-- BRIEF --
Decide whether each statement agrees with the obstacle avoidance passage below, answering yes or no and quoting the deciding words: 1. Methods based on a solo algorithm show lower robustness in extreme situations. 2. Collaborative techniques have a longer R&D cycle. 3. One cited method unites fuzzy control with neural network control.

On one hand, the majority of researchers realize the function of obstacle avoidance by using single sensor, solo algorithm, and its optimization. As to the method based on single sensor, the aim of obstacle avoidance can be reached by using ultrasonic sensor within a fuzzy environment [1], processing optical flow in monocular camera stream [2], designing novel image processing procedure based-on Inverse Perspective Transformation (IPT) using a monocular camera [3], taking Fuzzy Ant Colony Optimization (FACO) method using ultrasonic transducers [4] as well as the vision-based method with fuzzy logic in webcam [5] and strategy based on the measured liDAR data on the self-developed Arduino based RC Car [6]. As for the method of solo algorithm or its optimization, for instance, model predictive control-based obstacle avoidance algorithm [7], receding horizon control algorithm by resorting to set-theoretic ideas and Sum Of Squares (SOS) decomposition techniques [8], supervisory control algorithm based on a barrier function method which works in a plug-and-play fashion [9] and automatic worst-case search algorithms based on using potential field method [10] are the typical implementations. In addition, some researchers take more intelligent way based on Machine Learning to design the obstacle avoidance system like the Interval Type-2 Fuzzy Neural Network (IT2FNN) [11], Spiking Neural Networks (SNN) [12], Q-learning and a neural network planner [13]. Apart from the method mentioned above, there exist various of novel strategies in designing the obstacle avoidance system, for instance, the Dynamic Window Approach (DWA) for obstacle avoidance [14], nonlinear model predictive control which generate the collision-free trajectory [15], Non-linear Model Predictive Control (NMPC) strategy for a kinematically redundant space robot to approach an un-cooperative target in complex space environment [16], technique for avoiding obstacles based on the behavioral structure [17], novel control scheme with nonholonomic constraint [18], method using nondifferentiable control Lyapunov function [19], and magnetic field-based obstacle detection and avoidance system [20].
On the other hand, a lot of researchers also search for the method of uniting different algorithms or sensors together to make the co-decision for obtaining a stable success rate. Such as a novel coordinated steering and braking control strategy based on the nonlinear backstepping control theory and the adaptive fuzzy sliding-mode control technique [21], method of combining the algorithm of reinforcement Q learning with the extreme machine learning algorithm optimized by particle swarm [22], method of uniting fuzzy control and neural network control together [23], collaborative way based on Acoustic Information and Optical Image [24], cooperative manoeuvring approach including both local and global obstacle avoidance [25] as well as intelligent robotic car which involves laser, camera, and velodyne [26] and shared control framework for obstacle avoidance and stability control using two safe driving envelopes [27].
Analysis of previous works and objective of this article
After summarizing the method of obstacle avoidance technique in recent years, conclusion is drawn that whether the obstacle avoidance way based on solo optimized algorithm or the way based on collaborative methods, both of them have obtained a decent performance. However, when encounter the extreme situation with various of interference factors, the method based on solo algorithm exposes its defect of lower robustness. In addition, although the optimization of solo algorithm can promote the robustness and efficiency to some extent, however, it also cost a lot of energy and time commonly and the efficiency is limited when compared with the collaborative method like multi-sensor fusion technique which is prevalent in recent years in the field autonomous vehicle. What’s more, collaborative technique has shorter R&D cycle and the performance and efficiency is more decent from the perspective of industry.

-- SUPPLIED ENTRIES --

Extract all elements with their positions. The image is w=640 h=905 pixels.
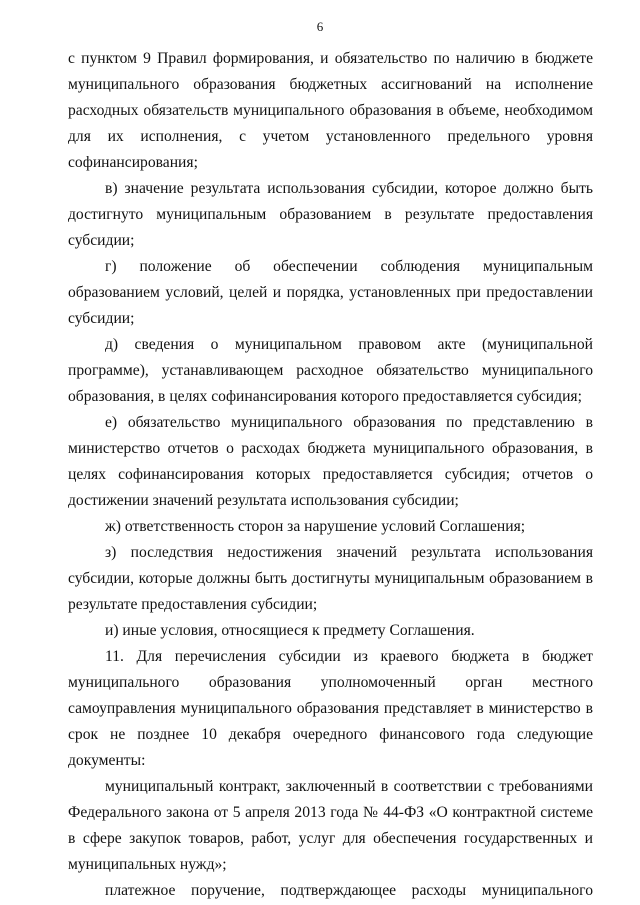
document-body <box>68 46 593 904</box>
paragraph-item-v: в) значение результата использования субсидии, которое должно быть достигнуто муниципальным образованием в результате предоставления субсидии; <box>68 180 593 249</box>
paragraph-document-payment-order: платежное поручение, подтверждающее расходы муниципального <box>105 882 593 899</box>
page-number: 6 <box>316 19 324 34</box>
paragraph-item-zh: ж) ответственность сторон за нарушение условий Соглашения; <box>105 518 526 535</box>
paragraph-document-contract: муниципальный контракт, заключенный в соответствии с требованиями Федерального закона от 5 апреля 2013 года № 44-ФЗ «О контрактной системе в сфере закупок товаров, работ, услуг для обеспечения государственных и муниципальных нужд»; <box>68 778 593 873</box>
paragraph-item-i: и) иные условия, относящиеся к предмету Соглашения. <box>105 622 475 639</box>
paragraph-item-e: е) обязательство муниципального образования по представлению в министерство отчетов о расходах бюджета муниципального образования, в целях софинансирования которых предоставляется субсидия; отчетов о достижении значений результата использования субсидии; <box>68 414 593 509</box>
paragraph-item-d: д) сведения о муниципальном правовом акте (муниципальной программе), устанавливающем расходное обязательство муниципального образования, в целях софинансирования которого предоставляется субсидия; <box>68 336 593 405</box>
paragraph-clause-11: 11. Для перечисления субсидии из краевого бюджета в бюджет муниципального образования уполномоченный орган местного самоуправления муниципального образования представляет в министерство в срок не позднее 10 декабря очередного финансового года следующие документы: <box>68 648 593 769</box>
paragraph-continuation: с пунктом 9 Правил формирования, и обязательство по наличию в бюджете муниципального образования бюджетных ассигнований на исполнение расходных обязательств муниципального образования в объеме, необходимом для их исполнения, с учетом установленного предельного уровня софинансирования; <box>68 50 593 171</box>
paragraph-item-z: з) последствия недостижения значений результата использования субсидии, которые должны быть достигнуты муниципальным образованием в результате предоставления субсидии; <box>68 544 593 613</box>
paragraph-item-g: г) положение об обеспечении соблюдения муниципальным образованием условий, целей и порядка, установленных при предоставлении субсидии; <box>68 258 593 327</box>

-- CORRECT RESPONSE --
1. Yes: "the method based on solo algorithm exposes its defect of lower robustness"
2. No: "collaborative technique has shorter R&D cycle"
3. Yes: "method of uniting fuzzy control and neural network control together"